• Input rows:

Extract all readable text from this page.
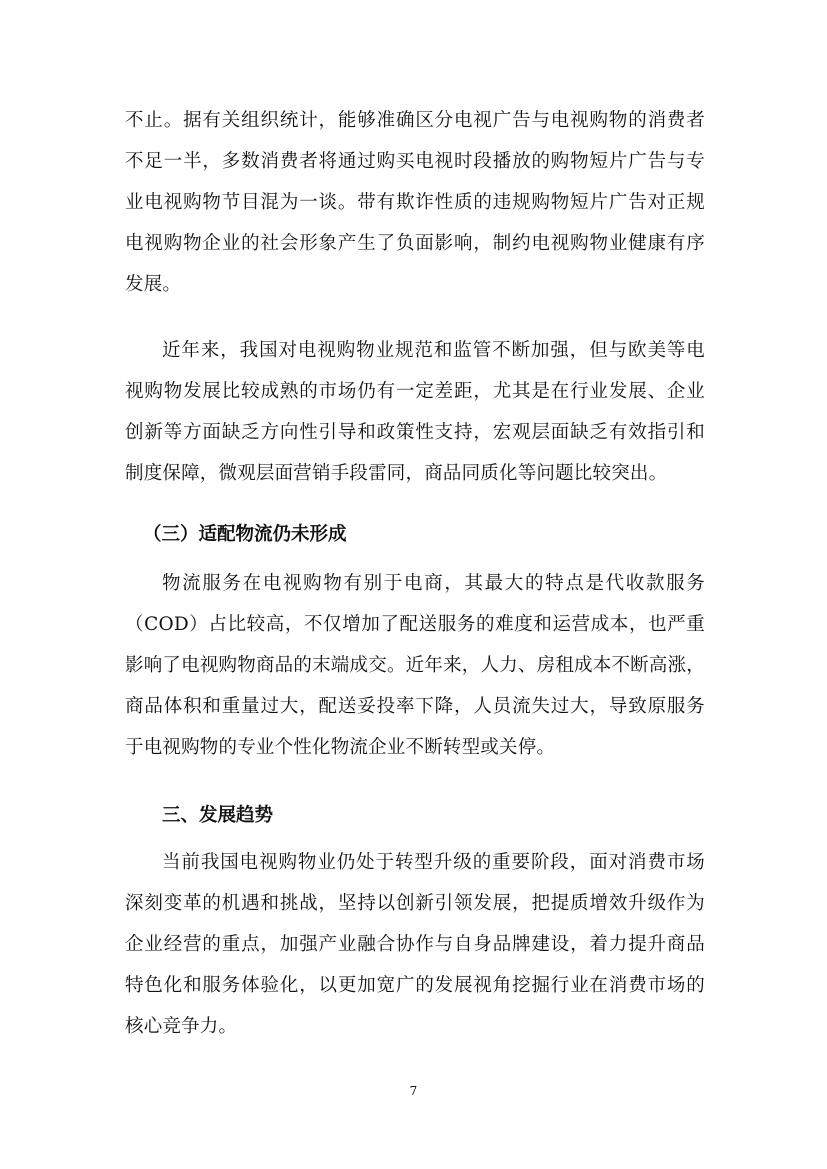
不止。据有关组织统计，能够准确区分电视广告与电视购物的消费者
不足一半，多数消费者将通过购买电视时段播放的购物短片广告与专
业电视购物节目混为一谈。带有欺诈性质的违规购物短片广告对正规
电视购物企业的社会形象产生了负面影响，制约电视购物业健康有序
发展。
近年来，我国对电视购物业规范和监管不断加强，但与欧美等电
视购物发展比较成熟的市场仍有一定差距，尤其是在行业发展、企业
创新等方面缺乏方向性引导和政策性支持，宏观层面缺乏有效指引和
制度保障，微观层面营销手段雷同，商品同质化等问题比较突出。
（三）适配物流仍未形成
物流服务在电视购物有别于电商，其最大的特点是代收款服务
（COD）占比较高，不仅增加了配送服务的难度和运营成本，也严重
影响了电视购物商品的末端成交。近年来，人力、房租成本不断高涨，
商品体积和重量过大，配送妥投率下降，人员流失过大，导致原服务
于电视购物的专业个性化物流企业不断转型或关停。
三、发展趋势
当前我国电视购物业仍处于转型升级的重要阶段，面对消费市场
深刻变革的机遇和挑战，坚持以创新引领发展，把提质增效升级作为
企业经营的重点，加强产业融合协作与自身品牌建设，着力提升商品
特色化和服务体验化，以更加宽广的发展视角挖掘行业在消费市场的
核心竞争力。
7
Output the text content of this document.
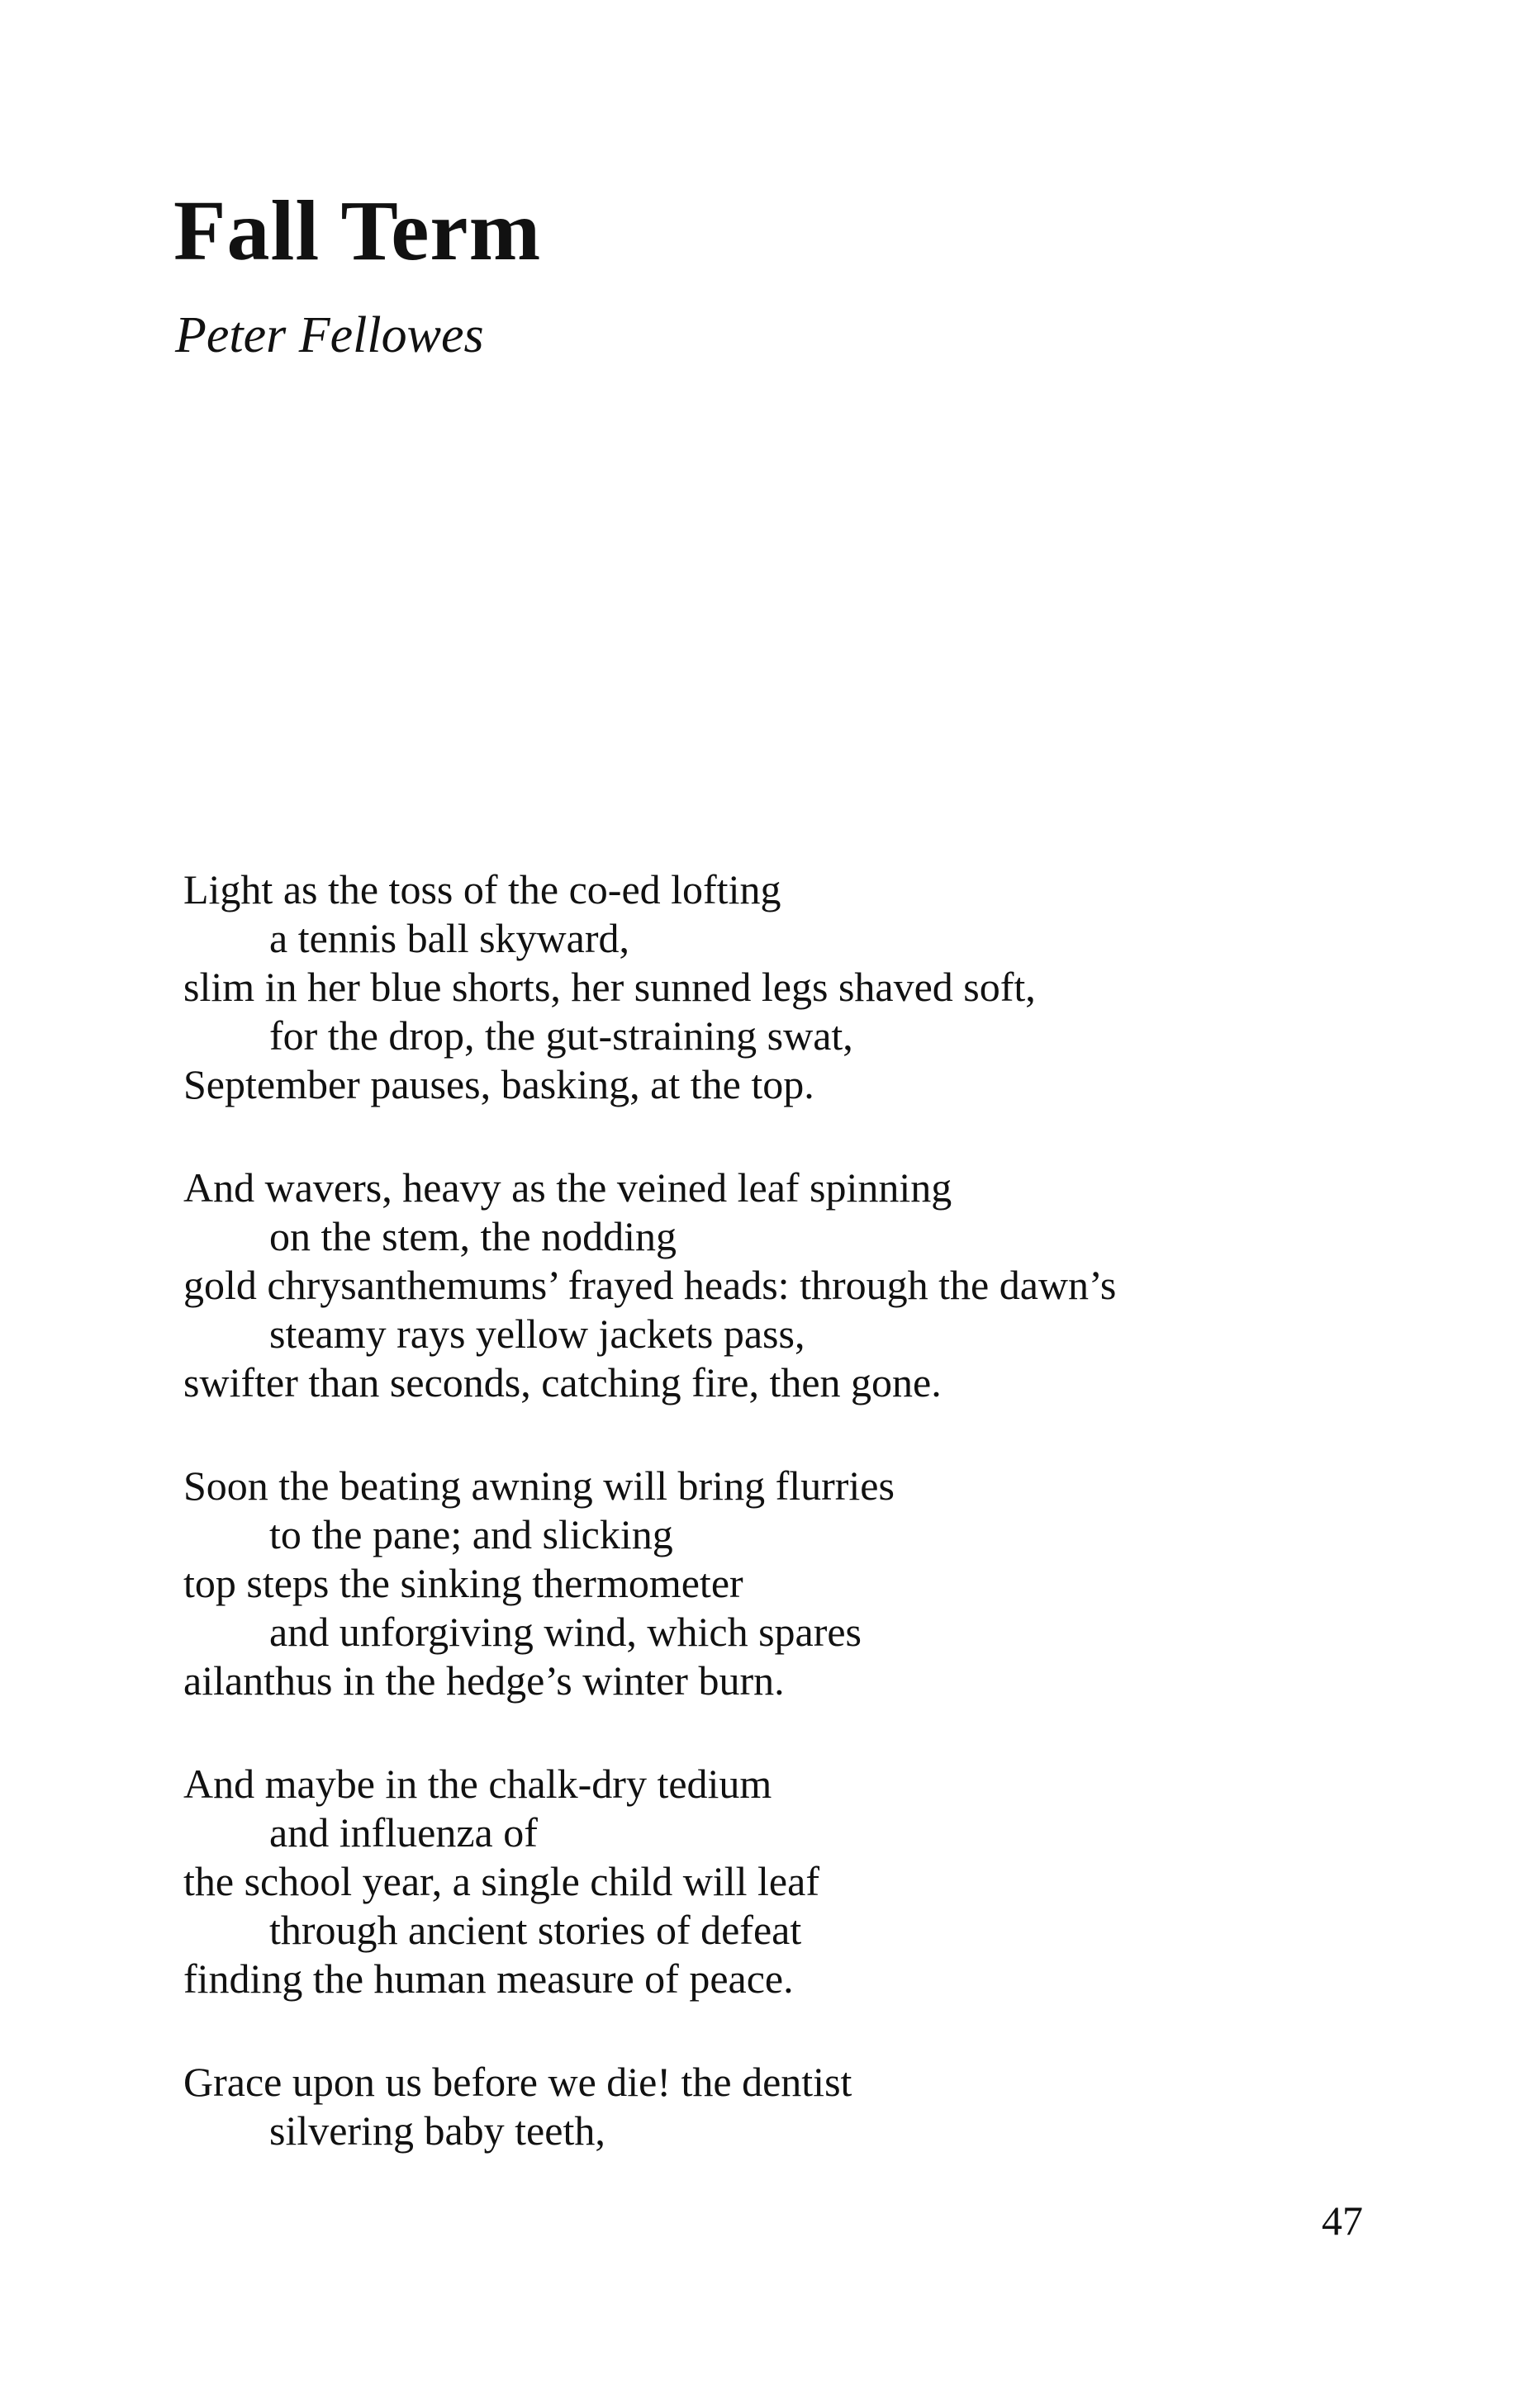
Fall Term

Peter Fellowes

Light as the toss of the co-ed lofting
a tennis ball skyward,
slim in her blue shorts, her sunned legs shaved soft,
for the drop, the gut-straining swat,
September pauses, basking, at the top.
And wavers, heavy as the veined leaf spinning
on the stem, the nodding
gold chrysanthemums’ frayed heads: through the dawn’s
steamy rays yellow jackets pass,
swifter than seconds, catching fire, then gone.
Soon the beating awning will bring flurries
to the pane; and slicking
top steps the sinking thermometer
and unforgiving wind, which spares
ailanthus in the hedge’s winter burn.
And maybe in the chalk-dry tedium
and influenza of
the school year, a single child will leaf
through ancient stories of defeat
finding the human measure of peace.
Grace upon us before we die! the dentist
silvering baby teeth,
47
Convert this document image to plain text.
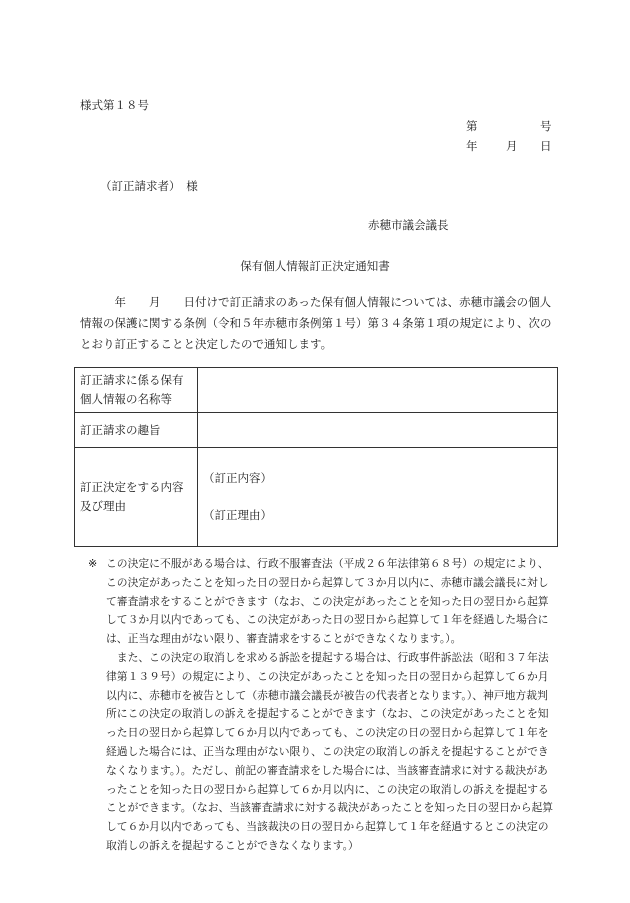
様式第１８号
第	号
年 月 日
（訂正請求者）　様
赤穂市議会議長
保有個人情報訂正決定通知書

　　　年　　月　　日付けで訂正請求のあった保有個人情報については、赤穂市議会の個人情報の保護に関する条例（令和５年赤穂市条例第１号）第３４条第１項の規定により、次のとおり訂正することと決定したので通知します。

訂正請求に係る保有個人情報の名称等	
訂正請求の趣旨	
訂正決定をする内容及び理由	（訂正内容）
（訂正理由）
※ この決定に不服がある場合は、行政不服審査法（平成２６年法律第６８号）の規定により、この決定があったことを知った日の翌日から起算して３か月以内に、赤穂市議会議長に対して審査請求をすることができます（なお、この決定があったことを知った日の翌日から起算して３か月以内であっても、この決定があった日の翌日から起算して１年を経過した場合には、正当な理由がない限り、審査請求をすることができなくなります。）。

また、この決定の取消しを求める訴訟を提起する場合は、行政事件訴訟法（昭和３７年法律第１３９号）の規定により、この決定があったことを知った日の翌日から起算して６か月以内に、赤穂市を被告として（赤穂市議会議長が被告の代表者となります。）、神戸地方裁判所にこの決定の取消しの訴えを提起することができます（なお、この決定があったことを知った日の翌日から起算して６か月以内であっても、この決定の日の翌日から起算して１年を経過した場合には、正当な理由がない限り、この決定の取消しの訴えを提起することができなくなります。）。ただし、前記の審査請求をした場合には、当該審査請求に対する裁決があったことを知った日の翌日から起算して６か月以内に、この決定の取消しの訴えを提起することができます。（なお、当該審査請求に対する裁決があったことを知った日の翌日から起算して６か月以内であっても、当該裁決の日の翌日から起算して１年を経過するとこの決定の取消しの訴えを提起することができなくなります。）
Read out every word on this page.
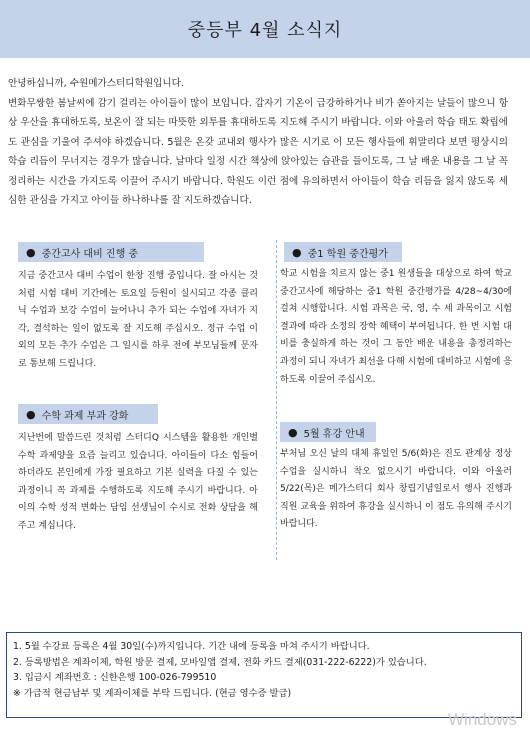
중등부 4월 소식지

안녕하십니까, 수원메가스터디학원입니다.

변화무쌍한 봄날씨에 감기 걸리는 아이들이 많이 보입니다. 갑자기 기온이 급강하하거나 비가 쏟아지는 날들이 많으니 항상 우산을 휴대하도록, 보온이 잘 되는 따뜻한 외투를 휴대하도록 지도해 주시기 바랍니다. 이와 아울러 학습 태도 확립에도 관심을 기울여 주셔야 하겠습니다. 5월은 온갖 교내외 행사가 많은 시기로 이 모든 행사들에 휘말리다 보면 평상시의 학습 리듬이 무너지는 경우가 많습니다. 날마다 일정 시간 책상에 앉아있는 습관을 들이도록, 그 날 배운 내용을 그 날 꼭 정리하는 시간을 가지도록 이끌어 주시기 바랍니다. 학원도 이런 점에 유의하면서 아이들이 학습 리듬을 잃지 않도록 세심한 관심을 가지고 아이들 하나하나를 잘 지도하겠습니다.

● 중간고사 대비 진행 중
지금 중간고사 대비 수업이 한창 진행 중입니다. 잘 아시는 것처럼 시험 대비 기간에는 토요일 등원이 실시되고 각종 클리닉 수업과 보강 수업이 늘어나니 추가 되는 수업에 자녀가 지각, 결석하는 일이 없도록 잘 지도해 주십시오. 정규 수업 이외의 모든 추가 수업은 그 일시를 하루 전에 부모님들께 문자로 통보해 드립니다.
● 수학 과제 부과 강화
지난번에 말씀드린 것처럼 스터디Q 시스템을 활용한 개인별 수학 과제양을 요즘 늘리고 있습니다. 아이들이 다소 힘들어 하더라도 본인에게 가장 필요하고 기본 실력을 다질 수 있는 과정이니 꼭 과제를 수행하도록 지도해 주시기 바랍니다. 아이의 수학 성적 변화는 담임 선생님이 수시로 전화 상담을 해 주고 계십니다.
● 중1 학원 중간평가
학교 시험을 치르지 않는 중1 원생들을 대상으로 하여 학교 중간고사에 해당하는 중1 학원 중간평가를 4/28~4/30에 걸쳐 시행합니다. 시험 과목은 국, 영, 수 세 과목이고 시험 결과에 따라 소정의 장학 혜택이 부여됩니다. 한 번 시험 대비를 충실하게 하는 것이 그 동안 배운 내용을 총정리하는 과정이 되니 자녀가 최선을 다해 시험에 대비하고 시험에 응하도록 이끌어 주십시오.
● 5월 휴강 안내
부처님 오신 날의 대체 휴일인 5/6(화)은 진도 관계상 정상 수업을 실시하니 착오 없으시기 바랍니다. 이와 아울러 5/22(목)은 메가스터디 회사 창립기념일로서 행사 진행과 직원 교육을 위하여 휴강을 실시하니 이 점도 유의해 주시기 바랍니다.
1. 5월 수강료 등록은 4월 30일(수)까지입니다. 기간 내에 등록을 마쳐 주시기 바랍니다.
2. 등록방법은 계좌이체, 학원 방문 결제, 모바일앱 결제, 전화 카드 결제(031-222-6222)가 있습니다.
3. 입금시 계좌번호 : 신한은행 100-026-799510
※ 가급적 현금납부 및 계좌이체를 부탁 드립니다. (현금 영수증 발급)
Windows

• What to work on:
Pull out every line of the records that includes the string "正当な理由がない限り".

• Correct output:
※ この決定に不服がある場合は、行政不服審査法（平成２６年法律第６８号）の規定により、この決定があったことを知った日の翌日から起算して３か月以内に、赤穂市議会議長に対して審査請求をすることができます（なお、この決定があったことを知った日の翌日から起算して３か月以内であっても、この決定があった日の翌日から起算して１年を経過した場合には、正当な理由がない限り、審査請求をすることができなくなります。）。
また、この決定の取消しを求める訴訟を提起する場合は、行政事件訴訟法（昭和３７年法律第１３９号）の規定により、この決定があったことを知った日の翌日から起算して６か月以内に、赤穂市を被告として（赤穂市議会議長が被告の代表者となります。）、神戸地方裁判所にこの決定の取消しの訴えを提起することができます（なお、この決定があったことを知った日の翌日から起算して６か月以内であっても、この決定の日の翌日から起算して１年を経過した場合には、正当な理由がない限り、この決定の取消しの訴えを提起することができなくなります。）。ただし、前記の審査請求をした場合には、当該審査請求に対する裁決があったことを知った日の翌日から起算して６か月以内に、この決定の取消しの訴えを提起することができます。（なお、当該審査請求に対する裁決があったことを知った日の翌日から起算して６か月以内であっても、当該裁決の日の翌日から起算して１年を経過するとこの決定の取消しの訴えを提起することができなくなります。）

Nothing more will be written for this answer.